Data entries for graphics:

┄┄┄┄┄┄

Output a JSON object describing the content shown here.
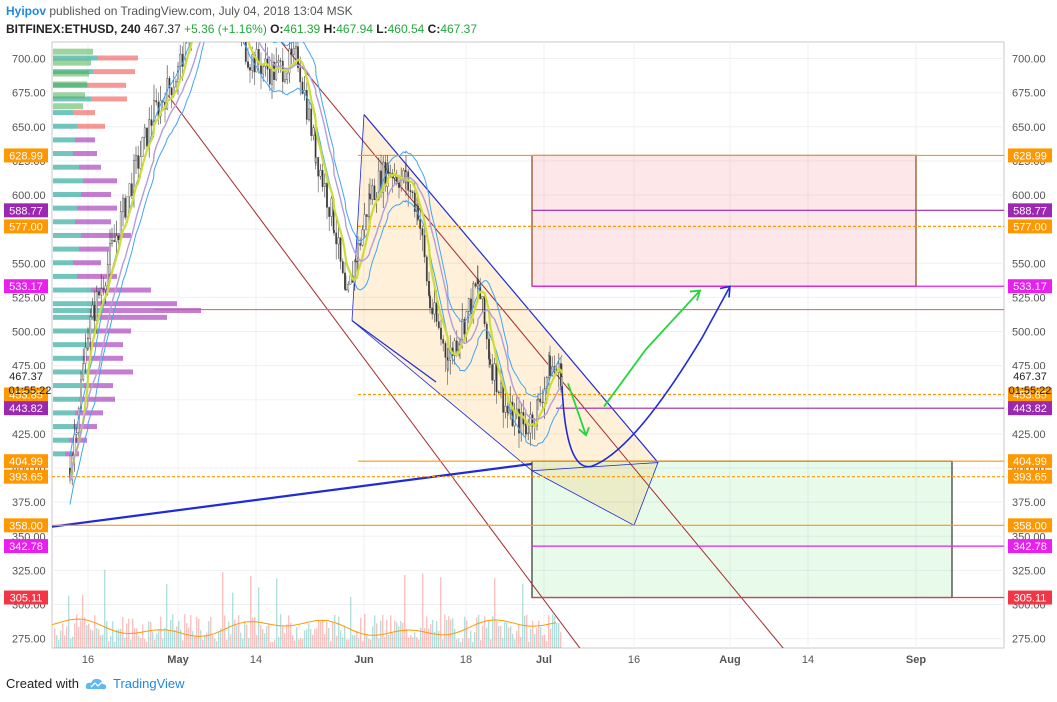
{
  "header": {
    "author": "Hyipov",
    "published": "published on TradingView.com, July 04, 2018 13:04 MSK",
    "symbol": "BITFINEX:ETHUSD, 240",
    "last": "467.37",
    "change": "+5.36 (+1.16%)",
    "o_label": "O:",
    "o_val": "461.39",
    "h_label": "H:",
    "h_val": "467.94",
    "l_label": "L:",
    "l_val": "460.54",
    "c_label": "C:",
    "c_val": "467.37"
  },
  "footer": {
    "created_with": "Created with",
    "brand": "TradingView"
  },
  "colors": {
    "orange": "#ff9800",
    "purple": "#9c27b0",
    "magenta": "#e91eef",
    "red": "#f23645",
    "blue": "#1e2bd6",
    "green": "#22d63b",
    "darkred": "#a52a2a"
  },
  "chart_data": {
    "type": "candlestick",
    "symbol": "BITFINEX:ETHUSD",
    "interval": "240",
    "ylim": [
      262,
      713
    ],
    "y_ticks": [
      275,
      300,
      325,
      350,
      375,
      400,
      425,
      450,
      475,
      500,
      525,
      550,
      575,
      600,
      625,
      650,
      675,
      700
    ],
    "y_tick_labels": [
      "275.00",
      "300.00",
      "325.00",
      "350.00",
      "375.00",
      "400.00",
      "425.00",
      "450.00",
      "475.00",
      "500.00",
      "525.00",
      "550.00",
      "575.00",
      "600.00",
      "625.00",
      "650.00",
      "675.00",
      "700.00"
    ],
    "x_ticks": [
      "16",
      "May",
      "14",
      "Jun",
      "18",
      "Jul",
      "16",
      "Aug",
      "14",
      "Sep"
    ],
    "x_tick_dates": [
      "2018-04-16",
      "2018-05-01",
      "2018-05-14",
      "2018-06-01",
      "2018-06-18",
      "2018-07-01",
      "2018-07-16",
      "2018-08-01",
      "2018-08-14",
      "2018-09-01"
    ],
    "last_price": 467.37,
    "countdown": "01:55:22",
    "price_path": [
      [
        "2018-04-13",
        400
      ],
      [
        "2018-04-16",
        500
      ],
      [
        "2018-04-20",
        560
      ],
      [
        "2018-04-24",
        620
      ],
      [
        "2018-04-27",
        660
      ],
      [
        "2018-05-01",
        690
      ],
      [
        "2018-05-05",
        760
      ],
      [
        "2018-05-09",
        740
      ],
      [
        "2018-05-13",
        700
      ],
      [
        "2018-05-17",
        690
      ],
      [
        "2018-05-21",
        700
      ],
      [
        "2018-05-24",
        630
      ],
      [
        "2018-05-27",
        580
      ],
      [
        "2018-05-29",
        520
      ],
      [
        "2018-05-31",
        560
      ],
      [
        "2018-06-02",
        600
      ],
      [
        "2018-06-05",
        620
      ],
      [
        "2018-06-08",
        610
      ],
      [
        "2018-06-10",
        590
      ],
      [
        "2018-06-12",
        520
      ],
      [
        "2018-06-15",
        480
      ],
      [
        "2018-06-17",
        500
      ],
      [
        "2018-06-20",
        535
      ],
      [
        "2018-06-22",
        480
      ],
      [
        "2018-06-25",
        440
      ],
      [
        "2018-06-28",
        430
      ],
      [
        "2018-06-30",
        445
      ],
      [
        "2018-07-02",
        475
      ],
      [
        "2018-07-04",
        467.37
      ]
    ],
    "levels": [
      {
        "price": 628.99,
        "label": "628.99",
        "color": "orange"
      },
      {
        "price": 588.77,
        "label": "588.77",
        "color": "purple"
      },
      {
        "price": 577.0,
        "label": "577.00",
        "color": "orange"
      },
      {
        "price": 533.17,
        "label": "533.17",
        "color": "magenta"
      },
      {
        "price": 453.85,
        "label": "453.85",
        "color": "orange"
      },
      {
        "price": 443.82,
        "label": "443.82",
        "color": "purple"
      },
      {
        "price": 404.99,
        "label": "404.99",
        "color": "orange"
      },
      {
        "price": 393.65,
        "label": "393.65",
        "color": "orange"
      },
      {
        "price": 358.0,
        "label": "358.00",
        "color": "orange"
      },
      {
        "price": 342.78,
        "label": "342.78",
        "color": "magenta"
      },
      {
        "price": 305.11,
        "label": "305.11",
        "color": "red"
      }
    ],
    "volume_profile_rows": [
      {
        "price": 700,
        "buy": 45,
        "sell": 40
      },
      {
        "price": 690,
        "buy": 40,
        "sell": 42
      },
      {
        "price": 680,
        "buy": 35,
        "sell": 38
      },
      {
        "price": 670,
        "buy": 38,
        "sell": 36
      },
      {
        "price": 660,
        "buy": 20,
        "sell": 22
      },
      {
        "price": 650,
        "buy": 24,
        "sell": 28
      },
      {
        "price": 640,
        "buy": 22,
        "sell": 20
      },
      {
        "price": 630,
        "buy": 20,
        "sell": 24
      },
      {
        "price": 620,
        "buy": 26,
        "sell": 22
      },
      {
        "price": 610,
        "buy": 30,
        "sell": 34
      },
      {
        "price": 600,
        "buy": 28,
        "sell": 30
      },
      {
        "price": 590,
        "buy": 24,
        "sell": 40
      },
      {
        "price": 580,
        "buy": 22,
        "sell": 36
      },
      {
        "price": 570,
        "buy": 28,
        "sell": 50
      },
      {
        "price": 560,
        "buy": 26,
        "sell": 30
      },
      {
        "price": 550,
        "buy": 20,
        "sell": 28
      },
      {
        "price": 540,
        "buy": 24,
        "sell": 40
      },
      {
        "price": 530,
        "buy": 38,
        "sell": 60
      },
      {
        "price": 520,
        "buy": 44,
        "sell": 80
      },
      {
        "price": 515,
        "buy": 48,
        "sell": 100
      },
      {
        "price": 510,
        "buy": 44,
        "sell": 70
      },
      {
        "price": 500,
        "buy": 40,
        "sell": 38
      },
      {
        "price": 490,
        "buy": 34,
        "sell": 36
      },
      {
        "price": 480,
        "buy": 30,
        "sell": 40
      },
      {
        "price": 470,
        "buy": 34,
        "sell": 46
      },
      {
        "price": 460,
        "buy": 30,
        "sell": 30
      },
      {
        "price": 450,
        "buy": 26,
        "sell": 36
      },
      {
        "price": 440,
        "buy": 22,
        "sell": 28
      },
      {
        "price": 430,
        "buy": 20,
        "sell": 24
      },
      {
        "price": 420,
        "buy": 16,
        "sell": 18
      },
      {
        "price": 410,
        "buy": 12,
        "sell": 14
      }
    ],
    "zones": [
      {
        "name": "target-box",
        "from": "2018-06-29",
        "to": "2018-09-01",
        "low": 533.17,
        "high": 628.99
      },
      {
        "name": "buy-box",
        "from": "2018-06-29",
        "to": "2018-09-07",
        "low": 305.11,
        "high": 404.99
      }
    ],
    "forecast_path": [
      [
        "2018-07-04",
        460
      ],
      [
        "2018-07-08",
        405
      ],
      [
        "2018-07-16",
        420
      ],
      [
        "2018-07-29",
        510
      ],
      [
        "2018-08-01",
        533
      ]
    ],
    "green_arrow_path": [
      [
        "2018-07-05",
        462
      ],
      [
        "2018-07-08",
        424
      ],
      [
        "2018-07-11",
        445
      ],
      [
        "2018-07-18",
        487
      ],
      [
        "2018-07-27",
        530
      ]
    ]
  }
}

┄┄┄┄┄┄

SET TASK -> Leave out the pictures and print each record exactly as it stands.

SOLUTION ->
Output a JSON object describing the content shown here.
{
  "header": {
    "author": "Hyipov",
    "published": "published on TradingView.com, July 04, 2018 13:04 MSK",
    "symbol": "BITFINEX:ETHUSD, 240",
    "last": "467.37",
    "change": "+5.36 (+1.16%)",
    "o_label": "O:",
    "o_val": "461.39",
    "h_label": "H:",
    "h_val": "467.94",
    "l_label": "L:",
    "l_val": "460.54",
    "c_label": "C:",
    "c_val": "467.37"
  },
  "footer": {
    "created_with": "Created with",
    "brand": "TradingView"
  },
  "colors": {
    "orange": "#ff9800",
    "purple": "#9c27b0",
    "magenta": "#e91eef",
    "red": "#f23645",
    "blue": "#1e2bd6",
    "green": "#22d63b",
    "darkred": "#a52a2a"
  },
  "chart_data": {
    "type": "candlestick",
    "symbol": "BITFINEX:ETHUSD",
    "interval": "240",
    "ylim": [
      262,
      713
    ],
    "y_ticks": [
      275,
      300,
      325,
      350,
      375,
      400,
      425,
      450,
      475,
      500,
      525,
      550,
      575,
      600,
      625,
      650,
      675,
      700
    ],
    "y_tick_labels": [
      "275.00",
      "300.00",
      "325.00",
      "350.00",
      "375.00",
      "400.00",
      "425.00",
      "450.00",
      "475.00",
      "500.00",
      "525.00",
      "550.00",
      "575.00",
      "600.00",
      "625.00",
      "650.00",
      "675.00",
      "700.00"
    ],
    "x_ticks": [
      "16",
      "May",
      "14",
      "Jun",
      "18",
      "Jul",
      "16",
      "Aug",
      "14",
      "Sep"
    ],
    "x_tick_dates": [
      "2018-04-16",
      "2018-05-01",
      "2018-05-14",
      "2018-06-01",
      "2018-06-18",
      "2018-07-01",
      "2018-07-16",
      "2018-08-01",
      "2018-08-14",
      "2018-09-01"
    ],
    "last_price": 467.37,
    "countdown": "01:55:22",
    "price_path": [
      [
        "2018-04-13",
        400
      ],
      [
        "2018-04-16",
        500
      ],
      [
        "2018-04-20",
        560
      ],
      [
        "2018-04-24",
        620
      ],
      [
        "2018-04-27",
        660
      ],
      [
        "2018-05-01",
        690
      ],
      [
        "2018-05-05",
        760
      ],
      [
        "2018-05-09",
        740
      ],
      [
        "2018-05-13",
        700
      ],
      [
        "2018-05-17",
        690
      ],
      [
        "2018-05-21",
        700
      ],
      [
        "2018-05-24",
        630
      ],
      [
        "2018-05-27",
        580
      ],
      [
        "2018-05-29",
        520
      ],
      [
        "2018-05-31",
        560
      ],
      [
        "2018-06-02",
        600
      ],
      [
        "2018-06-05",
        620
      ],
      [
        "2018-06-08",
        610
      ],
      [
        "2018-06-10",
        590
      ],
      [
        "2018-06-12",
        520
      ],
      [
        "2018-06-15",
        480
      ],
      [
        "2018-06-17",
        500
      ],
      [
        "2018-06-20",
        535
      ],
      [
        "2018-06-22",
        480
      ],
      [
        "2018-06-25",
        440
      ],
      [
        "2018-06-28",
        430
      ],
      [
        "2018-06-30",
        445
      ],
      [
        "2018-07-02",
        475
      ],
      [
        "2018-07-04",
        467.37
      ]
    ],
    "levels": [
      {
        "price": 628.99,
        "label": "628.99",
        "color": "orange"
      },
      {
        "price": 588.77,
        "label": "588.77",
        "color": "purple"
      },
      {
        "price": 577.0,
        "label": "577.00",
        "color": "orange"
      },
      {
        "price": 533.17,
        "label": "533.17",
        "color": "magenta"
      },
      {
        "price": 453.85,
        "label": "453.85",
        "color": "orange"
      },
      {
        "price": 443.82,
        "label": "443.82",
        "color": "purple"
      },
      {
        "price": 404.99,
        "label": "404.99",
        "color": "orange"
      },
      {
        "price": 393.65,
        "label": "393.65",
        "color": "orange"
      },
      {
        "price": 358.0,
        "label": "358.00",
        "color": "orange"
      },
      {
        "price": 342.78,
        "label": "342.78",
        "color": "magenta"
      },
      {
        "price": 305.11,
        "label": "305.11",
        "color": "red"
      }
    ],
    "volume_profile_rows": [
      {
        "price": 700,
        "buy": 45,
        "sell": 40
      },
      {
        "price": 690,
        "buy": 40,
        "sell": 42
      },
      {
        "price": 680,
        "buy": 35,
        "sell": 38
      },
      {
        "price": 670,
        "buy": 38,
        "sell": 36
      },
      {
        "price": 660,
        "buy": 20,
        "sell": 22
      },
      {
        "price": 650,
        "buy": 24,
        "sell": 28
      },
      {
        "price": 640,
        "buy": 22,
        "sell": 20
      },
      {
        "price": 630,
        "buy": 20,
        "sell": 24
      },
      {
        "price": 620,
        "buy": 26,
        "sell": 22
      },
      {
        "price": 610,
        "buy": 30,
        "sell": 34
      },
      {
        "price": 600,
        "buy": 28,
        "sell": 30
      },
      {
        "price": 590,
        "buy": 24,
        "sell": 40
      },
      {
        "price": 580,
        "buy": 22,
        "sell": 36
      },
      {
        "price": 570,
        "buy": 28,
        "sell": 50
      },
      {
        "price": 560,
        "buy": 26,
        "sell": 30
      },
      {
        "price": 550,
        "buy": 20,
        "sell": 28
      },
      {
        "price": 540,
        "buy": 24,
        "sell": 40
      },
      {
        "price": 530,
        "buy": 38,
        "sell": 60
      },
      {
        "price": 520,
        "buy": 44,
        "sell": 80
      },
      {
        "price": 515,
        "buy": 48,
        "sell": 100
      },
      {
        "price": 510,
        "buy": 44,
        "sell": 70
      },
      {
        "price": 500,
        "buy": 40,
        "sell": 38
      },
      {
        "price": 490,
        "buy": 34,
        "sell": 36
      },
      {
        "price": 480,
        "buy": 30,
        "sell": 40
      },
      {
        "price": 470,
        "buy": 34,
        "sell": 46
      },
      {
        "price": 460,
        "buy": 30,
        "sell": 30
      },
      {
        "price": 450,
        "buy": 26,
        "sell": 36
      },
      {
        "price": 440,
        "buy": 22,
        "sell": 28
      },
      {
        "price": 430,
        "buy": 20,
        "sell": 24
      },
      {
        "price": 420,
        "buy": 16,
        "sell": 18
      },
      {
        "price": 410,
        "buy": 12,
        "sell": 14
      }
    ],
    "zones": [
      {
        "name": "target-box",
        "from": "2018-06-29",
        "to": "2018-09-01",
        "low": 533.17,
        "high": 628.99
      },
      {
        "name": "buy-box",
        "from": "2018-06-29",
        "to": "2018-09-07",
        "low": 305.11,
        "high": 404.99
      }
    ],
    "forecast_path": [
      [
        "2018-07-04",
        460
      ],
      [
        "2018-07-08",
        405
      ],
      [
        "2018-07-16",
        420
      ],
      [
        "2018-07-29",
        510
      ],
      [
        "2018-08-01",
        533
      ]
    ],
    "green_arrow_path": [
      [
        "2018-07-05",
        462
      ],
      [
        "2018-07-08",
        424
      ],
      [
        "2018-07-11",
        445
      ],
      [
        "2018-07-18",
        487
      ],
      [
        "2018-07-27",
        530
      ]
    ]
  }
}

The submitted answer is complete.